TASK DETAILS:
Write out every line of the material as it stands, apart from the pictures.
** BEGIN **
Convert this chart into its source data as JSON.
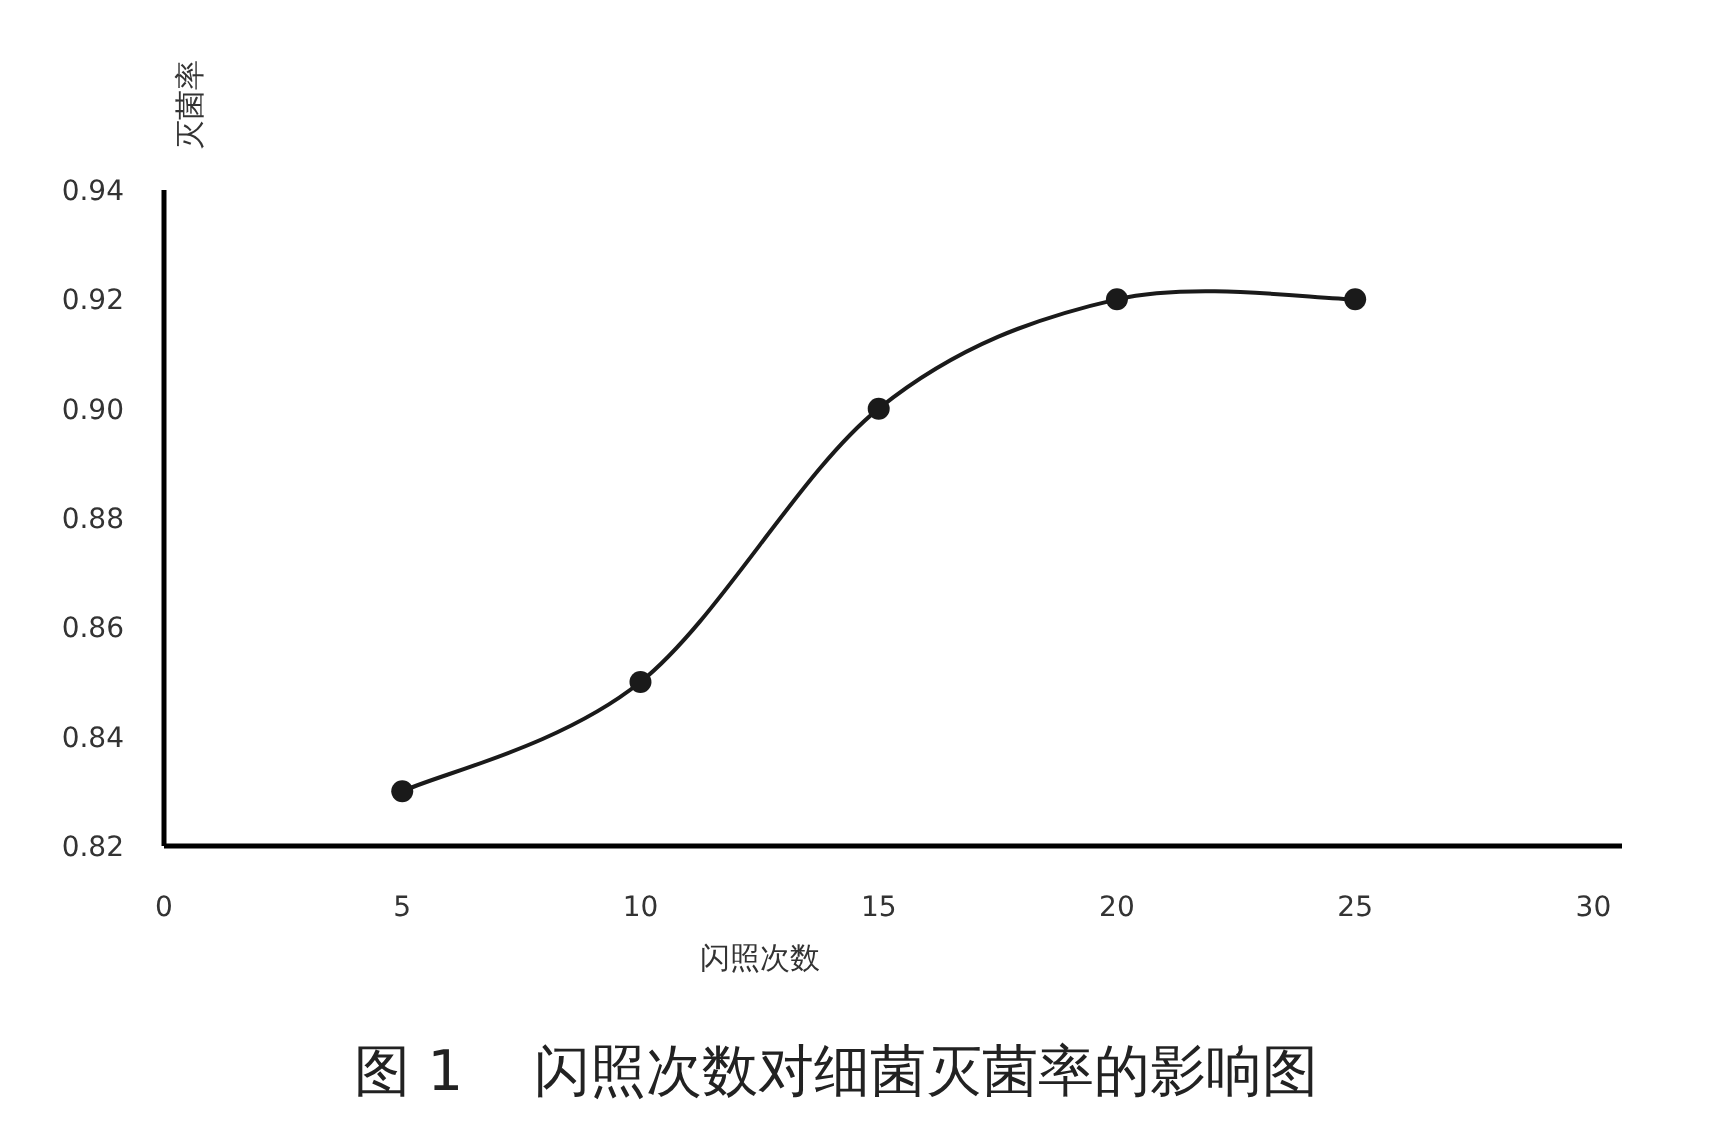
{
  "chart_data": {
    "type": "line",
    "title": "图 1    闪照次数对细菌灭菌率的影响图",
    "xlabel": "闪照次数",
    "ylabel": "灭菌率",
    "x": [
      5,
      10,
      15,
      20,
      25
    ],
    "series": [
      {
        "color": "#1a1a1a",
        "values": [
          0.83,
          0.85,
          0.9,
          0.92,
          0.92
        ]
      }
    ],
    "xlim": [
      0,
      30.6
    ],
    "xticks": [
      0,
      5,
      10,
      15,
      20,
      25,
      30
    ],
    "ylim": [
      0.82,
      0.94
    ],
    "yticks": [
      {
        "value": 0.82,
        "label": "0.82"
      },
      {
        "value": 0.84,
        "label": "0.84"
      },
      {
        "value": 0.86,
        "label": "0.86"
      },
      {
        "value": 0.88,
        "label": "0.88"
      },
      {
        "value": 0.9,
        "label": "0.90"
      },
      {
        "value": 0.92,
        "label": "0.92"
      },
      {
        "value": 0.94,
        "label": "0.94"
      }
    ],
    "marker": "circle",
    "line_style": "solid",
    "grid": false
  }
}
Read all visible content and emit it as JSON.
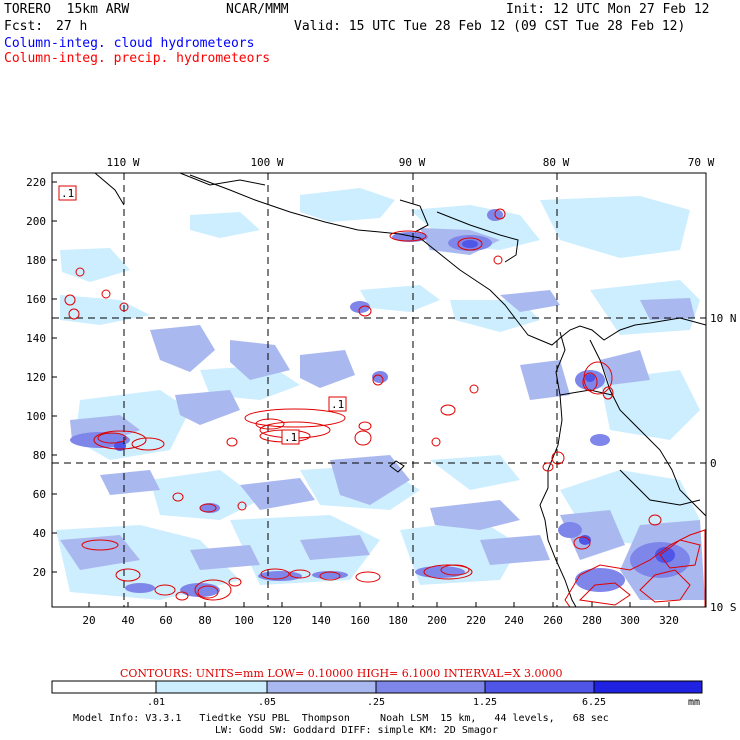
{
  "header": {
    "model": "TORERO  15km ARW",
    "org": "NCAR/MMM",
    "init": "Init: 12 UTC Mon 27 Feb 12",
    "fcst_label": "Fcst:",
    "fcst_value": "27 h",
    "valid": "Valid: 15 UTC Tue 28 Feb 12 (09 CST Tue 28 Feb 12)"
  },
  "legend_titles": {
    "cloud": "Column-integ. cloud hydrometeors",
    "precip": "Column-integ. precip. hydrometeors"
  },
  "colors": {
    "cloud_text": "#0000ff",
    "precip_text": "#ff0000",
    "c1": "#cceeff",
    "c2": "#aab8f0",
    "c3": "#7f86ea",
    "c4": "#4f55e6",
    "c5": "#1f22e0"
  },
  "map": {
    "lon_labels": [
      "110 W",
      "100 W",
      "90 W",
      "80 W",
      "70 W"
    ],
    "lat_labels": [
      "10 N",
      "0",
      "10 S"
    ],
    "y_ticks": [
      "220",
      "200",
      "180",
      "160",
      "140",
      "120",
      "100",
      "80",
      "60",
      "40",
      "20"
    ],
    "x_ticks": [
      "20",
      "40",
      "60",
      "80",
      "100",
      "120",
      "140",
      "160",
      "180",
      "200",
      "220",
      "240",
      "260",
      "280",
      "300",
      "320"
    ],
    "contour_labels": [
      ".1",
      ".1",
      ".1"
    ]
  },
  "contour_info": "CONTOURS:  UNITS=mm  LOW= 0.10000       HIGH=  6.1000       INTERVAL=X  3.0000",
  "colorbar": {
    "values": [
      ".01",
      ".05",
      ".25",
      "1.25",
      "6.25"
    ],
    "unit": "mm"
  },
  "model_info": {
    "line1": "Model Info: V3.3.1   Tiedtke YSU PBL  Thompson     Noah LSM  15 km,   44 levels,   68 sec",
    "line2": "LW: Godd SW: Goddard DIFF: simple KM: 2D Smagor"
  }
}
** END **
PROBLEM SOLUTION:
Convert this chart into its source data as JSON.
{
  "chart_data": {
    "type": "line",
    "title": "图 1    闪照次数对细菌灭菌率的影响图",
    "xlabel": "闪照次数",
    "ylabel": "灭菌率",
    "x": [
      5,
      10,
      15,
      20,
      25
    ],
    "series": [
      {
        "color": "#1a1a1a",
        "values": [
          0.83,
          0.85,
          0.9,
          0.92,
          0.92
        ]
      }
    ],
    "xlim": [
      0,
      30.6
    ],
    "xticks": [
      0,
      5,
      10,
      15,
      20,
      25,
      30
    ],
    "ylim": [
      0.82,
      0.94
    ],
    "yticks": [
      {
        "value": 0.82,
        "label": "0.82"
      },
      {
        "value": 0.84,
        "label": "0.84"
      },
      {
        "value": 0.86,
        "label": "0.86"
      },
      {
        "value": 0.88,
        "label": "0.88"
      },
      {
        "value": 0.9,
        "label": "0.90"
      },
      {
        "value": 0.92,
        "label": "0.92"
      },
      {
        "value": 0.94,
        "label": "0.94"
      }
    ],
    "marker": "circle",
    "line_style": "solid",
    "grid": false
  }
}
Read all visible content and emit it as JSON.
{
  "header": {
    "model": "TORERO  15km ARW",
    "org": "NCAR/MMM",
    "init": "Init: 12 UTC Mon 27 Feb 12",
    "fcst_label": "Fcst:",
    "fcst_value": "27 h",
    "valid": "Valid: 15 UTC Tue 28 Feb 12 (09 CST Tue 28 Feb 12)"
  },
  "legend_titles": {
    "cloud": "Column-integ. cloud hydrometeors",
    "precip": "Column-integ. precip. hydrometeors"
  },
  "colors": {
    "cloud_text": "#0000ff",
    "precip_text": "#ff0000",
    "c1": "#cceeff",
    "c2": "#aab8f0",
    "c3": "#7f86ea",
    "c4": "#4f55e6",
    "c5": "#1f22e0"
  },
  "map": {
    "lon_labels": [
      "110 W",
      "100 W",
      "90 W",
      "80 W",
      "70 W"
    ],
    "lat_labels": [
      "10 N",
      "0",
      "10 S"
    ],
    "y_ticks": [
      "220",
      "200",
      "180",
      "160",
      "140",
      "120",
      "100",
      "80",
      "60",
      "40",
      "20"
    ],
    "x_ticks": [
      "20",
      "40",
      "60",
      "80",
      "100",
      "120",
      "140",
      "160",
      "180",
      "200",
      "220",
      "240",
      "260",
      "280",
      "300",
      "320"
    ],
    "contour_labels": [
      ".1",
      ".1",
      ".1"
    ]
  },
  "contour_info": "CONTOURS:  UNITS=mm  LOW= 0.10000       HIGH=  6.1000       INTERVAL=X  3.0000",
  "colorbar": {
    "values": [
      ".01",
      ".05",
      ".25",
      "1.25",
      "6.25"
    ],
    "unit": "mm"
  },
  "model_info": {
    "line1": "Model Info: V3.3.1   Tiedtke YSU PBL  Thompson     Noah LSM  15 km,   44 levels,   68 sec",
    "line2": "LW: Godd SW: Goddard DIFF: simple KM: 2D Smagor"
  }
}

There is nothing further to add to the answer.